## begin SUPPLIED DATA
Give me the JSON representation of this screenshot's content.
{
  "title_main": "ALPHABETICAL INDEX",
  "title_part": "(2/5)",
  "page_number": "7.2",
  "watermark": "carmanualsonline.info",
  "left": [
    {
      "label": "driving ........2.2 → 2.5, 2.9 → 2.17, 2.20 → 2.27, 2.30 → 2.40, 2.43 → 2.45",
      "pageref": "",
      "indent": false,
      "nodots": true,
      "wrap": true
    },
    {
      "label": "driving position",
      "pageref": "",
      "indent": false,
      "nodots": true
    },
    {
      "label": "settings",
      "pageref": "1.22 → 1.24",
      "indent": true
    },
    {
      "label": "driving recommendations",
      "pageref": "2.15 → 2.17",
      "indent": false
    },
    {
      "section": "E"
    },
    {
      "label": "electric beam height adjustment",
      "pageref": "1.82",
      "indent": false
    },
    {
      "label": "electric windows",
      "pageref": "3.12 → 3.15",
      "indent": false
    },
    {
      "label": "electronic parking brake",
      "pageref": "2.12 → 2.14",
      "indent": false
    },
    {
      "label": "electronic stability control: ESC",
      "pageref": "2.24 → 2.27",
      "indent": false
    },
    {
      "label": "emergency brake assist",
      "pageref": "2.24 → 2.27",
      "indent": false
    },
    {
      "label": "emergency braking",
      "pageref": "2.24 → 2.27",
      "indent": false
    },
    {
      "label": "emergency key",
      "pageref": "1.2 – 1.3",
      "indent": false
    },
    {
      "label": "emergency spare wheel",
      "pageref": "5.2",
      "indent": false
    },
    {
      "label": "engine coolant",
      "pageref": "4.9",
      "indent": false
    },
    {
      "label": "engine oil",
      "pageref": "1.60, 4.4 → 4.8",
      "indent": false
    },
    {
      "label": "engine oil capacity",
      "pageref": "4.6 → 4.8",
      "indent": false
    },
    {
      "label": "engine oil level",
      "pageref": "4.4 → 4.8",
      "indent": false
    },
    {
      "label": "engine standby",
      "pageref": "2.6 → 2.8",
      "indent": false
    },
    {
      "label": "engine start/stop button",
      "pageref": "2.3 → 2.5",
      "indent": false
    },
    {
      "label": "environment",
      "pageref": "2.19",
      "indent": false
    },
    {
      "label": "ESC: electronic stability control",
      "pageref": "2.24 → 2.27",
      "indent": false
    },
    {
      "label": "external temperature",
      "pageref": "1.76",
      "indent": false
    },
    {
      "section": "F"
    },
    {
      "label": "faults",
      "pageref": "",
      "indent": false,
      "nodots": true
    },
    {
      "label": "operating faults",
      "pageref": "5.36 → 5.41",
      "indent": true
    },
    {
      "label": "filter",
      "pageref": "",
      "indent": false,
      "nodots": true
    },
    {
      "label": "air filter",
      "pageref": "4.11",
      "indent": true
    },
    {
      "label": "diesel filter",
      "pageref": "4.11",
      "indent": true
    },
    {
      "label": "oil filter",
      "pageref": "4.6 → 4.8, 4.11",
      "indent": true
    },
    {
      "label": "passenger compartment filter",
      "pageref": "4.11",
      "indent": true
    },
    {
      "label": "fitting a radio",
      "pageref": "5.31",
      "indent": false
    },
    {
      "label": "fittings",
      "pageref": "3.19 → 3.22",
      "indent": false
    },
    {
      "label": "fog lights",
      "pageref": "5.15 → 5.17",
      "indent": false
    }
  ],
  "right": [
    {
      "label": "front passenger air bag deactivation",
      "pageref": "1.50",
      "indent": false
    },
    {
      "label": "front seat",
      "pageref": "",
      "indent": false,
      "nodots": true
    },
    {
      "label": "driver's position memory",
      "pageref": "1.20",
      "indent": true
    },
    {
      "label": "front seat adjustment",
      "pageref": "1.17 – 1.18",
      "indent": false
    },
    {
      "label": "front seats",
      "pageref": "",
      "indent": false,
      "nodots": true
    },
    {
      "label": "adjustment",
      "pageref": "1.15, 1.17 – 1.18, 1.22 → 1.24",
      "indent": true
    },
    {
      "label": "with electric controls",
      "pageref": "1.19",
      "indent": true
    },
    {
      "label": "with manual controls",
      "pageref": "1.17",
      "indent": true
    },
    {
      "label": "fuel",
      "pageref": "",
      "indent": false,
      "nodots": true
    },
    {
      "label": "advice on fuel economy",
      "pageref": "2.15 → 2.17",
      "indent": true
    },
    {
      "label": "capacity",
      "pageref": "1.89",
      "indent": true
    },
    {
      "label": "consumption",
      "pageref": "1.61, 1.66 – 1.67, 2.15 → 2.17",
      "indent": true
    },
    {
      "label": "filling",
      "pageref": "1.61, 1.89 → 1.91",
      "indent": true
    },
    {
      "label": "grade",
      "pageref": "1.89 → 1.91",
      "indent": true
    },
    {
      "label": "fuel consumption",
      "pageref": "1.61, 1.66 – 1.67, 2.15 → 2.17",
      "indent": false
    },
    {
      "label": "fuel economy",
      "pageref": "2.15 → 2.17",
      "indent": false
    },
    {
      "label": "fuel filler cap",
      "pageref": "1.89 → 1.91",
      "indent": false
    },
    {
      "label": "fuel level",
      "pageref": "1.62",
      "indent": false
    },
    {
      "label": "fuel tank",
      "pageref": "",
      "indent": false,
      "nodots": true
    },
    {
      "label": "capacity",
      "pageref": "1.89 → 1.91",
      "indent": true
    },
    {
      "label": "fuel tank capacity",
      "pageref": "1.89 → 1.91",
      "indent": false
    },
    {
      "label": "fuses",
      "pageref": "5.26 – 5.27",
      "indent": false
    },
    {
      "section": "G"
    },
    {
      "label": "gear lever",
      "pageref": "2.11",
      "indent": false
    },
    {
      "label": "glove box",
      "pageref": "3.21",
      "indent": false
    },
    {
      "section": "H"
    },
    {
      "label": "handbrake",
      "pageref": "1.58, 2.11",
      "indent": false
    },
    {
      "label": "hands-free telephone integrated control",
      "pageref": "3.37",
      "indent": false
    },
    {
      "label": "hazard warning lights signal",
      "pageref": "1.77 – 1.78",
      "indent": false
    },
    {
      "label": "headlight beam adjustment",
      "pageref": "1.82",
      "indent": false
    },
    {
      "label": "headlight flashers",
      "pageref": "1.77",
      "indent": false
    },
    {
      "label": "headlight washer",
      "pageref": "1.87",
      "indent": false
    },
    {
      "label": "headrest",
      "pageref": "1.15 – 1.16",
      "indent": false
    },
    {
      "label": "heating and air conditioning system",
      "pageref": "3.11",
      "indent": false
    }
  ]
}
## end SUPPLIED DATA
● **PROBLEM TO SOLVE**
Every line of the material must be returned exactly as it appears.

● **SOLUTION FOR THIS TASK**
Give me the JSON representation of this screenshot's content.
{
  "title_main": "ALPHABETICAL INDEX",
  "title_part": "(2/5)",
  "page_number": "7.2",
  "watermark": "carmanualsonline.info",
  "left": [
    {
      "label": "driving ........2.2 → 2.5, 2.9 → 2.17, 2.20 → 2.27, 2.30 → 2.40, 2.43 → 2.45",
      "pageref": "",
      "indent": false,
      "nodots": true,
      "wrap": true
    },
    {
      "label": "driving position",
      "pageref": "",
      "indent": false,
      "nodots": true
    },
    {
      "label": "settings",
      "pageref": "1.22 → 1.24",
      "indent": true
    },
    {
      "label": "driving recommendations",
      "pageref": "2.15 → 2.17",
      "indent": false
    },
    {
      "section": "E"
    },
    {
      "label": "electric beam height adjustment",
      "pageref": "1.82",
      "indent": false
    },
    {
      "label": "electric windows",
      "pageref": "3.12 → 3.15",
      "indent": false
    },
    {
      "label": "electronic parking brake",
      "pageref": "2.12 → 2.14",
      "indent": false
    },
    {
      "label": "electronic stability control: ESC",
      "pageref": "2.24 → 2.27",
      "indent": false
    },
    {
      "label": "emergency brake assist",
      "pageref": "2.24 → 2.27",
      "indent": false
    },
    {
      "label": "emergency braking",
      "pageref": "2.24 → 2.27",
      "indent": false
    },
    {
      "label": "emergency key",
      "pageref": "1.2 – 1.3",
      "indent": false
    },
    {
      "label": "emergency spare wheel",
      "pageref": "5.2",
      "indent": false
    },
    {
      "label": "engine coolant",
      "pageref": "4.9",
      "indent": false
    },
    {
      "label": "engine oil",
      "pageref": "1.60, 4.4 → 4.8",
      "indent": false
    },
    {
      "label": "engine oil capacity",
      "pageref": "4.6 → 4.8",
      "indent": false
    },
    {
      "label": "engine oil level",
      "pageref": "4.4 → 4.8",
      "indent": false
    },
    {
      "label": "engine standby",
      "pageref": "2.6 → 2.8",
      "indent": false
    },
    {
      "label": "engine start/stop button",
      "pageref": "2.3 → 2.5",
      "indent": false
    },
    {
      "label": "environment",
      "pageref": "2.19",
      "indent": false
    },
    {
      "label": "ESC: electronic stability control",
      "pageref": "2.24 → 2.27",
      "indent": false
    },
    {
      "label": "external temperature",
      "pageref": "1.76",
      "indent": false
    },
    {
      "section": "F"
    },
    {
      "label": "faults",
      "pageref": "",
      "indent": false,
      "nodots": true
    },
    {
      "label": "operating faults",
      "pageref": "5.36 → 5.41",
      "indent": true
    },
    {
      "label": "filter",
      "pageref": "",
      "indent": false,
      "nodots": true
    },
    {
      "label": "air filter",
      "pageref": "4.11",
      "indent": true
    },
    {
      "label": "diesel filter",
      "pageref": "4.11",
      "indent": true
    },
    {
      "label": "oil filter",
      "pageref": "4.6 → 4.8, 4.11",
      "indent": true
    },
    {
      "label": "passenger compartment filter",
      "pageref": "4.11",
      "indent": true
    },
    {
      "label": "fitting a radio",
      "pageref": "5.31",
      "indent": false
    },
    {
      "label": "fittings",
      "pageref": "3.19 → 3.22",
      "indent": false
    },
    {
      "label": "fog lights",
      "pageref": "5.15 → 5.17",
      "indent": false
    }
  ],
  "right": [
    {
      "label": "front passenger air bag deactivation",
      "pageref": "1.50",
      "indent": false
    },
    {
      "label": "front seat",
      "pageref": "",
      "indent": false,
      "nodots": true
    },
    {
      "label": "driver's position memory",
      "pageref": "1.20",
      "indent": true
    },
    {
      "label": "front seat adjustment",
      "pageref": "1.17 – 1.18",
      "indent": false
    },
    {
      "label": "front seats",
      "pageref": "",
      "indent": false,
      "nodots": true
    },
    {
      "label": "adjustment",
      "pageref": "1.15, 1.17 – 1.18, 1.22 → 1.24",
      "indent": true
    },
    {
      "label": "with electric controls",
      "pageref": "1.19",
      "indent": true
    },
    {
      "label": "with manual controls",
      "pageref": "1.17",
      "indent": true
    },
    {
      "label": "fuel",
      "pageref": "",
      "indent": false,
      "nodots": true
    },
    {
      "label": "advice on fuel economy",
      "pageref": "2.15 → 2.17",
      "indent": true
    },
    {
      "label": "capacity",
      "pageref": "1.89",
      "indent": true
    },
    {
      "label": "consumption",
      "pageref": "1.61, 1.66 – 1.67, 2.15 → 2.17",
      "indent": true
    },
    {
      "label": "filling",
      "pageref": "1.61, 1.89 → 1.91",
      "indent": true
    },
    {
      "label": "grade",
      "pageref": "1.89 → 1.91",
      "indent": true
    },
    {
      "label": "fuel consumption",
      "pageref": "1.61, 1.66 – 1.67, 2.15 → 2.17",
      "indent": false
    },
    {
      "label": "fuel economy",
      "pageref": "2.15 → 2.17",
      "indent": false
    },
    {
      "label": "fuel filler cap",
      "pageref": "1.89 → 1.91",
      "indent": false
    },
    {
      "label": "fuel level",
      "pageref": "1.62",
      "indent": false
    },
    {
      "label": "fuel tank",
      "pageref": "",
      "indent": false,
      "nodots": true
    },
    {
      "label": "capacity",
      "pageref": "1.89 → 1.91",
      "indent": true
    },
    {
      "label": "fuel tank capacity",
      "pageref": "1.89 → 1.91",
      "indent": false
    },
    {
      "label": "fuses",
      "pageref": "5.26 – 5.27",
      "indent": false
    },
    {
      "section": "G"
    },
    {
      "label": "gear lever",
      "pageref": "2.11",
      "indent": false
    },
    {
      "label": "glove box",
      "pageref": "3.21",
      "indent": false
    },
    {
      "section": "H"
    },
    {
      "label": "handbrake",
      "pageref": "1.58, 2.11",
      "indent": false
    },
    {
      "label": "hands-free telephone integrated control",
      "pageref": "3.37",
      "indent": false
    },
    {
      "label": "hazard warning lights signal",
      "pageref": "1.77 – 1.78",
      "indent": false
    },
    {
      "label": "headlight beam adjustment",
      "pageref": "1.82",
      "indent": false
    },
    {
      "label": "headlight flashers",
      "pageref": "1.77",
      "indent": false
    },
    {
      "label": "headlight washer",
      "pageref": "1.87",
      "indent": false
    },
    {
      "label": "headrest",
      "pageref": "1.15 – 1.16",
      "indent": false
    },
    {
      "label": "heating and air conditioning system",
      "pageref": "3.11",
      "indent": false
    }
  ]
}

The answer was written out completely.